_Problem details:_ Look through the data below and report how many lines include "JSON". Only the number should be given.

_Stored records:_
[START]

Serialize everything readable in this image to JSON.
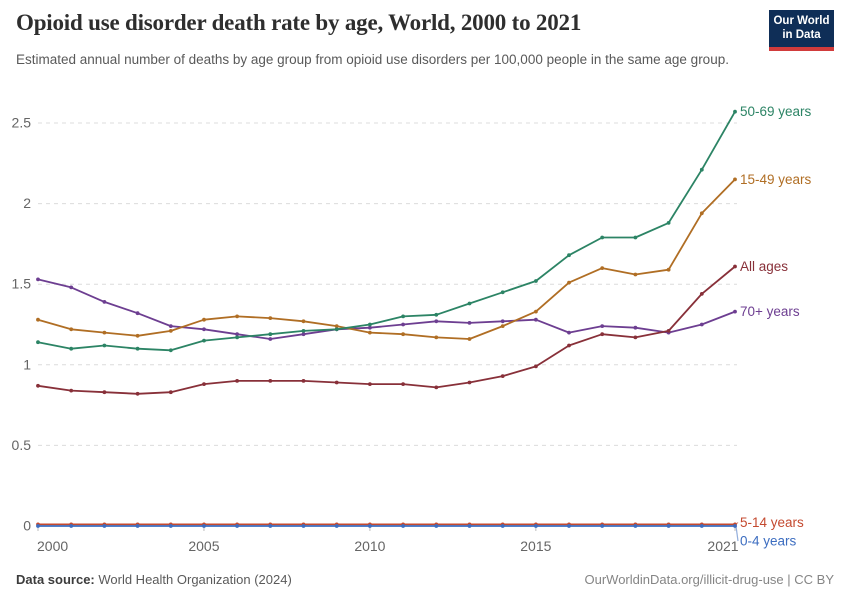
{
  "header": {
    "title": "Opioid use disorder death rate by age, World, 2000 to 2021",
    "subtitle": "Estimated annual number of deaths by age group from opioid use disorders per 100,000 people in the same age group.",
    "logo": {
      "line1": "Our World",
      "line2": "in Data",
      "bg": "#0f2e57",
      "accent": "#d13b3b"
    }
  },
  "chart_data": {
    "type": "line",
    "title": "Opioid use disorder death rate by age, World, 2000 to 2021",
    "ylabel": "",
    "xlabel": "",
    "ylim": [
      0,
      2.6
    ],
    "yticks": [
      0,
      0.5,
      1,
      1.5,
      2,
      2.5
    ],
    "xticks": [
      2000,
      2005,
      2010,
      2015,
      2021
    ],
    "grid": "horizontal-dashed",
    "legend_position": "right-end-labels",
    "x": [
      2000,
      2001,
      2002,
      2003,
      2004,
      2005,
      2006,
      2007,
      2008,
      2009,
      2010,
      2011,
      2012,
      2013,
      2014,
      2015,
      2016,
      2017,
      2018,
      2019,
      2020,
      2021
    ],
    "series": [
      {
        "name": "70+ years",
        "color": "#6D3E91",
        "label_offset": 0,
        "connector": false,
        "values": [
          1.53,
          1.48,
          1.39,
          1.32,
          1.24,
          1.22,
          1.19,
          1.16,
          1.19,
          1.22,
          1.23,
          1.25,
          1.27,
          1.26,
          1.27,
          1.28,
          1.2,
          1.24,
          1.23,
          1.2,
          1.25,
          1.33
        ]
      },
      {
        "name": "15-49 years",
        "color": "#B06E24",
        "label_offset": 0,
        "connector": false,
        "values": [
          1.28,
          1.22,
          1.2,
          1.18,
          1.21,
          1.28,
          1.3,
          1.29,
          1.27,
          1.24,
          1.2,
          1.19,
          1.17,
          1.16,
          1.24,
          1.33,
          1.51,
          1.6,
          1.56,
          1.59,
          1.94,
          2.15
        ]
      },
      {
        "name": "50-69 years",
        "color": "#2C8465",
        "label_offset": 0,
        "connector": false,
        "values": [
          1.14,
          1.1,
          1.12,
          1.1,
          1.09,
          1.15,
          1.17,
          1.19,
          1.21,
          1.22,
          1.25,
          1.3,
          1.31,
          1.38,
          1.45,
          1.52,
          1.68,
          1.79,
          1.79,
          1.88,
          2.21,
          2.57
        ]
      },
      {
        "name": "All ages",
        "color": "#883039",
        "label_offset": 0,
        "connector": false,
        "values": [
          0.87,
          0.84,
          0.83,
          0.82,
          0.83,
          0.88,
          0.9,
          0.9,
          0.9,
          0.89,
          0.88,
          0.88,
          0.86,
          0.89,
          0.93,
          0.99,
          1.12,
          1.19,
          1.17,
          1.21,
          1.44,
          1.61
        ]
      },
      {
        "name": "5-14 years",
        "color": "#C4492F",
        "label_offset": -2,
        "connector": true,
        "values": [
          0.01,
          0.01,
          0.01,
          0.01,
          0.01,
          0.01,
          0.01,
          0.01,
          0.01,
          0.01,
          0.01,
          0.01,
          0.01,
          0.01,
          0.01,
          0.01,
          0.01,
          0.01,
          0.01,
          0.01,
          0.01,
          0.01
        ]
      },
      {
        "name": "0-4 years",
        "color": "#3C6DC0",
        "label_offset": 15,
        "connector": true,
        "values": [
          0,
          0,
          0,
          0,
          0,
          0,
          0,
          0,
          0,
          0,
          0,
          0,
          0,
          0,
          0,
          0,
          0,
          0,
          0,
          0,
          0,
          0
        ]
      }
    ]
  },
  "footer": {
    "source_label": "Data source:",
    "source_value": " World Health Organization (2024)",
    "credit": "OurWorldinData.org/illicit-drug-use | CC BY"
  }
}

[END]
[START]

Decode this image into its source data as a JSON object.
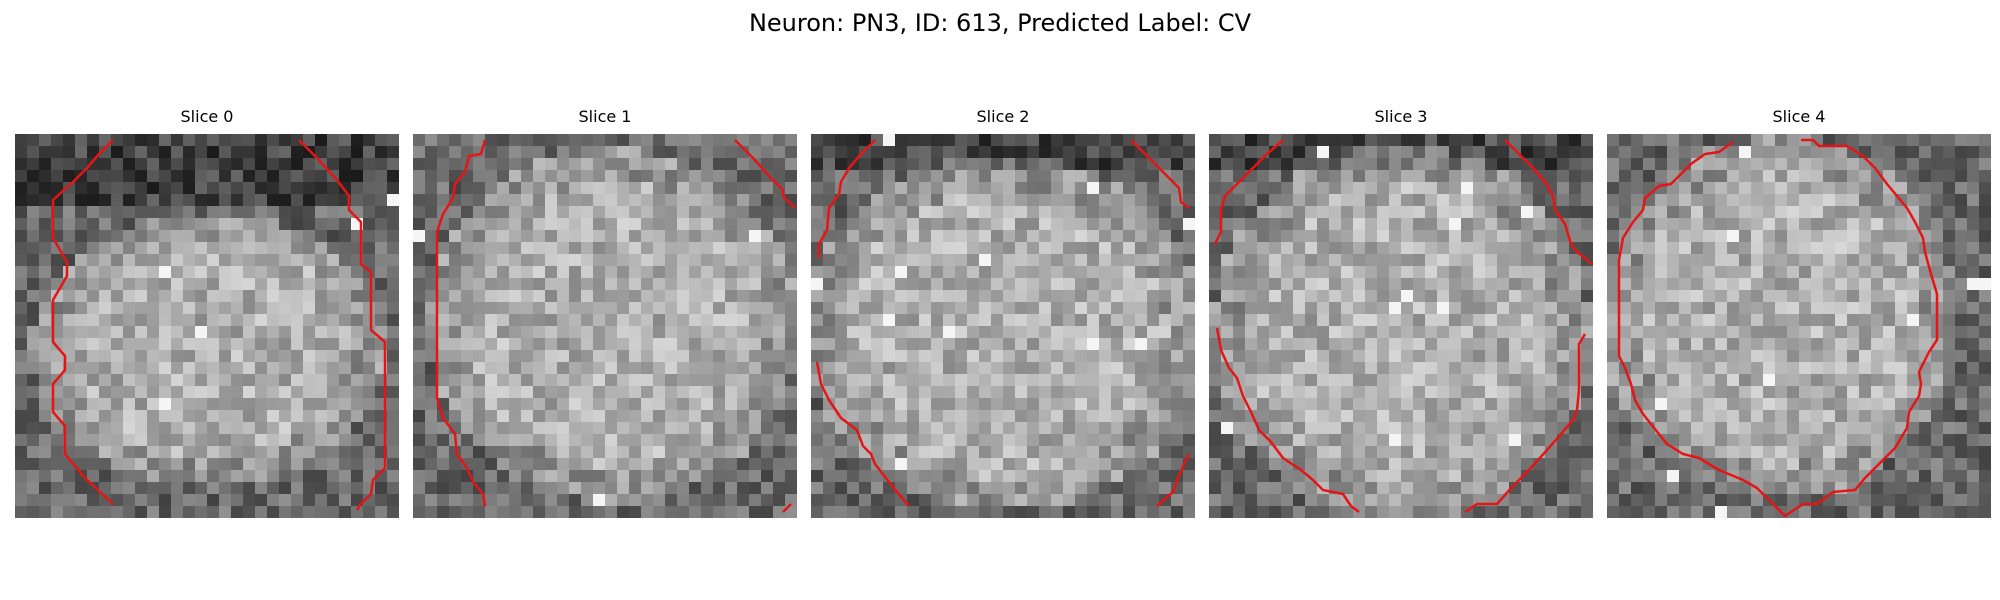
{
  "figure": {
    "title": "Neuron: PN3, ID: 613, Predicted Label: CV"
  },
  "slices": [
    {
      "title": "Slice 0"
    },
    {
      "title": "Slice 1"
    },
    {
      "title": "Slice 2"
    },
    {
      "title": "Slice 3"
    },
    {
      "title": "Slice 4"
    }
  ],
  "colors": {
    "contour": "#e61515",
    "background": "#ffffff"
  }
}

[END]

_Written solution:_ 2